» **YOUR TASK**:
Leaving out the pictures, please retype each record exactly.

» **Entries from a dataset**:
● ● ●

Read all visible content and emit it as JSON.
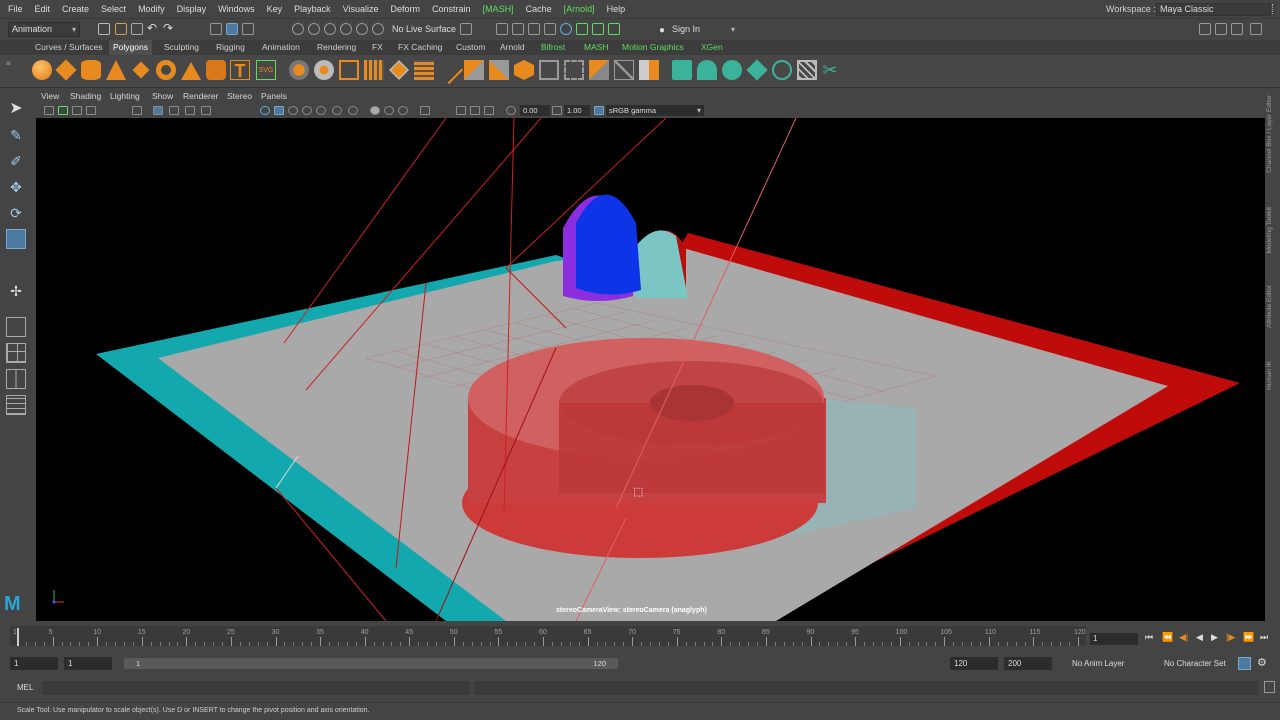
{
  "menubar": {
    "items": [
      "File",
      "Edit",
      "Create",
      "Select",
      "Modify",
      "Display",
      "Windows",
      "Key",
      "Playback",
      "Visualize",
      "Deform",
      "Constrain",
      "[MASH]",
      "Cache",
      "[Arnold]",
      "Help"
    ],
    "workspace_label": "Workspace :",
    "workspace_value": "Maya Classic"
  },
  "statusline": {
    "mode": "Animation",
    "live_surface": "No Live Surface",
    "sign_in": "Sign In"
  },
  "shelf": {
    "tabs": [
      "Curves / Surfaces",
      "Polygons",
      "Sculpting",
      "Rigging",
      "Animation",
      "Rendering",
      "FX",
      "FX Caching",
      "Custom",
      "Arnold",
      "Bifrost",
      "MASH",
      "Motion Graphics",
      "XGen"
    ],
    "active_tab": "Polygons"
  },
  "panel": {
    "menus": [
      "View",
      "Shading",
      "Lighting",
      "Show",
      "Renderer",
      "Stereo",
      "Panels"
    ],
    "exposure": "0.00",
    "gamma": "1.00",
    "color_space": "sRGB gamma",
    "camera_label": "stereoCameraView: stereoCamera (anaglyph)"
  },
  "right_tabs": [
    "Channel Box / Layer Editor",
    "Modeling Toolkit",
    "Attribute Editor",
    "Human IK"
  ],
  "timeline": {
    "ticks": [
      "1",
      "5",
      "10",
      "15",
      "20",
      "25",
      "30",
      "35",
      "40",
      "45",
      "50",
      "55",
      "60",
      "65",
      "70",
      "75",
      "80",
      "85",
      "90",
      "95",
      "100",
      "105",
      "110",
      "115",
      "120"
    ],
    "current_frame": "1"
  },
  "range": {
    "start": "1",
    "playback_start": "1",
    "bar_start": "1",
    "bar_end": "120",
    "playback_end": "120",
    "end": "200",
    "anim_layer": "No Anim Layer",
    "character_set": "No Character Set"
  },
  "command": {
    "mel_label": "MEL"
  },
  "help_line": "Scale Tool: Use manipulator to scale object(s). Use D or INSERT to change the pivot position and axis orientation.",
  "colors": {
    "ui_bg": "#444444",
    "accent_blue": "#4d7aa0",
    "green_tag": "#5fdc5f",
    "anaglyph_red": "#d01010",
    "anaglyph_cyan": "#12b3b8"
  }
}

● ● ●

» **SOLUTION**:
Read all visible content and emit it as JSON.
{
  "menubar": {
    "items": [
      "File",
      "Edit",
      "Create",
      "Select",
      "Modify",
      "Display",
      "Windows",
      "Key",
      "Playback",
      "Visualize",
      "Deform",
      "Constrain",
      "[MASH]",
      "Cache",
      "[Arnold]",
      "Help"
    ],
    "workspace_label": "Workspace :",
    "workspace_value": "Maya Classic"
  },
  "statusline": {
    "mode": "Animation",
    "live_surface": "No Live Surface",
    "sign_in": "Sign In"
  },
  "shelf": {
    "tabs": [
      "Curves / Surfaces",
      "Polygons",
      "Sculpting",
      "Rigging",
      "Animation",
      "Rendering",
      "FX",
      "FX Caching",
      "Custom",
      "Arnold",
      "Bifrost",
      "MASH",
      "Motion Graphics",
      "XGen"
    ],
    "active_tab": "Polygons"
  },
  "panel": {
    "menus": [
      "View",
      "Shading",
      "Lighting",
      "Show",
      "Renderer",
      "Stereo",
      "Panels"
    ],
    "exposure": "0.00",
    "gamma": "1.00",
    "color_space": "sRGB gamma",
    "camera_label": "stereoCameraView: stereoCamera (anaglyph)"
  },
  "right_tabs": [
    "Channel Box / Layer Editor",
    "Modeling Toolkit",
    "Attribute Editor",
    "Human IK"
  ],
  "timeline": {
    "ticks": [
      "1",
      "5",
      "10",
      "15",
      "20",
      "25",
      "30",
      "35",
      "40",
      "45",
      "50",
      "55",
      "60",
      "65",
      "70",
      "75",
      "80",
      "85",
      "90",
      "95",
      "100",
      "105",
      "110",
      "115",
      "120"
    ],
    "current_frame": "1"
  },
  "range": {
    "start": "1",
    "playback_start": "1",
    "bar_start": "1",
    "bar_end": "120",
    "playback_end": "120",
    "end": "200",
    "anim_layer": "No Anim Layer",
    "character_set": "No Character Set"
  },
  "command": {
    "mel_label": "MEL"
  },
  "help_line": "Scale Tool: Use manipulator to scale object(s). Use D or INSERT to change the pivot position and axis orientation.",
  "colors": {
    "ui_bg": "#444444",
    "accent_blue": "#4d7aa0",
    "green_tag": "#5fdc5f",
    "anaglyph_red": "#d01010",
    "anaglyph_cyan": "#12b3b8"
  }
}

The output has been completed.